* THE INPUT *
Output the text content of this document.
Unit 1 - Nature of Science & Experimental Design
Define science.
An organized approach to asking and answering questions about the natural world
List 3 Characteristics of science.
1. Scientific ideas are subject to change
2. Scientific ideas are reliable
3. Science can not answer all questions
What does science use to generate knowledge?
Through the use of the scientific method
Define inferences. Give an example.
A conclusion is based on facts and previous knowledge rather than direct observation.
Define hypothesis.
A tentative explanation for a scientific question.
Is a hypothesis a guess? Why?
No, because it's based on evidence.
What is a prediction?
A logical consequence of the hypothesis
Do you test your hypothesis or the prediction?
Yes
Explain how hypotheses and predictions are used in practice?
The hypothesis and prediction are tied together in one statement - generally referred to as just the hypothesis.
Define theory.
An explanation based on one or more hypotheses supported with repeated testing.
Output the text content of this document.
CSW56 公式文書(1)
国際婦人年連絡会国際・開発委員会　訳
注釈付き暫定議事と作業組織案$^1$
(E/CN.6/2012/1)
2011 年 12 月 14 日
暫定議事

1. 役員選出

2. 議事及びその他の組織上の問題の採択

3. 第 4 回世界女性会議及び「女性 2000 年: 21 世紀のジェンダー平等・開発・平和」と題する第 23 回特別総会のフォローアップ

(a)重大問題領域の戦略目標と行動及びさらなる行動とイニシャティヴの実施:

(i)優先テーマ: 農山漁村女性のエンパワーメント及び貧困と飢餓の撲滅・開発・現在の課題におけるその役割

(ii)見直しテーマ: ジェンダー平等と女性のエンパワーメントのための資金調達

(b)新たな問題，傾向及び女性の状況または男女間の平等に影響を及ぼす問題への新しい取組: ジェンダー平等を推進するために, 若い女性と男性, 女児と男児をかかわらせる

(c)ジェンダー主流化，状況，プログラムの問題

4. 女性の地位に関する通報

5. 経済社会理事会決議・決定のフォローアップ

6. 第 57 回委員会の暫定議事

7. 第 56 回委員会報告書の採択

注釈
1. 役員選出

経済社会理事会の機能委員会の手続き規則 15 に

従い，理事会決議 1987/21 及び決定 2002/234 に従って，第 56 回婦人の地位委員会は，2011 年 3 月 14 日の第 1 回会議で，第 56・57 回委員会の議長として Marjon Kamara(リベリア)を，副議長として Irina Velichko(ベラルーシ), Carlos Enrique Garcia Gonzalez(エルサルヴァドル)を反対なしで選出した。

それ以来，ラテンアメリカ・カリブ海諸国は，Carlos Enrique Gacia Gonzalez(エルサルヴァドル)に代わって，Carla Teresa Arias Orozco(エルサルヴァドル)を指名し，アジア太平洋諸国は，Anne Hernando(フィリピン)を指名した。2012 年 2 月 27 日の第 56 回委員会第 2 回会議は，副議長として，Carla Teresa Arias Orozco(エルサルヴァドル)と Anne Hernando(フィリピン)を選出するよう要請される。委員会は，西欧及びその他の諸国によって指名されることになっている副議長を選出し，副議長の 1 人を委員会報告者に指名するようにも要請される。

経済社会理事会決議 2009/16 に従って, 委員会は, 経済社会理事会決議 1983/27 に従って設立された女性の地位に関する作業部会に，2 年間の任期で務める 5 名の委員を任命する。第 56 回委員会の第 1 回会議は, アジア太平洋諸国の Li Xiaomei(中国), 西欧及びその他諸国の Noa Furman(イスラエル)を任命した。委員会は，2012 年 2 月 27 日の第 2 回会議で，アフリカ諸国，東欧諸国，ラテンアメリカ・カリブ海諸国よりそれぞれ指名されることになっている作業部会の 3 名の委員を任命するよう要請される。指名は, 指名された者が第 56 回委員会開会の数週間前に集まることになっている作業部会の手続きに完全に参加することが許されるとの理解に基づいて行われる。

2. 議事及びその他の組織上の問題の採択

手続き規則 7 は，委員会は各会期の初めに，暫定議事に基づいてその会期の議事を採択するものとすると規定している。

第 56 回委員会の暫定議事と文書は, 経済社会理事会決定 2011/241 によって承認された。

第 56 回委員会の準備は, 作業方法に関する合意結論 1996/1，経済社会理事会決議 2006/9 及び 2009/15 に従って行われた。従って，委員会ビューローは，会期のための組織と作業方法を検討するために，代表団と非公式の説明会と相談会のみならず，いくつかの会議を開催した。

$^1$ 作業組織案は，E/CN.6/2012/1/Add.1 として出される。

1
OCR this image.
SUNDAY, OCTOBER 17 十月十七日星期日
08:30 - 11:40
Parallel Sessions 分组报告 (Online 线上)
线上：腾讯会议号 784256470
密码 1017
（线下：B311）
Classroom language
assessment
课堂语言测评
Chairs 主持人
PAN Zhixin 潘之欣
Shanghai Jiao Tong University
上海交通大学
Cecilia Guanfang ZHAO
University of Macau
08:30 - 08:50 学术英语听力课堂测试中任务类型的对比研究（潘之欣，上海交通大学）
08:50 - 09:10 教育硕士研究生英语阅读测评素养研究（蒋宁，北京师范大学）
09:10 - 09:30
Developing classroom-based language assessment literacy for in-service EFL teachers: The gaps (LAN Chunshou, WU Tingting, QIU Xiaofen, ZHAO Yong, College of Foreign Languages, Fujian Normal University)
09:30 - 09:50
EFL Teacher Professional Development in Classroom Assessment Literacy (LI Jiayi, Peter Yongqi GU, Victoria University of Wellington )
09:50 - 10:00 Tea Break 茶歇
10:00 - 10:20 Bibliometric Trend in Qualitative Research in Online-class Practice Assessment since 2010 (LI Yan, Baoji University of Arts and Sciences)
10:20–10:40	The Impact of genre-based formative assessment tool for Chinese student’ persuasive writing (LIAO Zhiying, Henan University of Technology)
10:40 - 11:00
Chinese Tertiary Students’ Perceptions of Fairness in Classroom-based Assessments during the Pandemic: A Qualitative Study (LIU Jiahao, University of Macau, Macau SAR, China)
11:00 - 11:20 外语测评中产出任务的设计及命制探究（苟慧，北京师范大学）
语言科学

* PROBLEM TO SOLVE *
Repeat, exactly and only, the lines above from the one containing "OCR this image." through the end of the material.

* ANSWER TO THE PROBLEM *
OCR this image.
SUNDAY, OCTOBER 17 十月十七日星期日
08:30 - 11:40
Parallel Sessions 分组报告 (Online 线上)
线上：腾讯会议号 784256470
密码 1017
（线下：B311）
Classroom language
assessment
课堂语言测评
Chairs 主持人
PAN Zhixin 潘之欣
Shanghai Jiao Tong University
上海交通大学
Cecilia Guanfang ZHAO
University of Macau
08:30 - 08:50 学术英语听力课堂测试中任务类型的对比研究（潘之欣，上海交通大学）
08:50 - 09:10 教育硕士研究生英语阅读测评素养研究（蒋宁，北京师范大学）
09:10 - 09:30
Developing classroom-based language assessment literacy for in-service EFL teachers: The gaps (LAN Chunshou, WU Tingting, QIU Xiaofen, ZHAO Yong, College of Foreign Languages, Fujian Normal University)
09:30 - 09:50
EFL Teacher Professional Development in Classroom Assessment Literacy (LI Jiayi, Peter Yongqi GU, Victoria University of Wellington )
09:50 - 10:00 Tea Break 茶歇
10:00 - 10:20 Bibliometric Trend in Qualitative Research in Online-class Practice Assessment since 2010 (LI Yan, Baoji University of Arts and Sciences)
10:20–10:40	The Impact of genre-based formative assessment tool for Chinese student’ persuasive writing (LIAO Zhiying, Henan University of Technology)
10:40 - 11:00
Chinese Tertiary Students’ Perceptions of Fairness in Classroom-based Assessments during the Pandemic: A Qualitative Study (LIU Jiahao, University of Macau, Macau SAR, China)
11:00 - 11:20 外语测评中产出任务的设计及命制探究（苟慧，北京师范大学）
语言科学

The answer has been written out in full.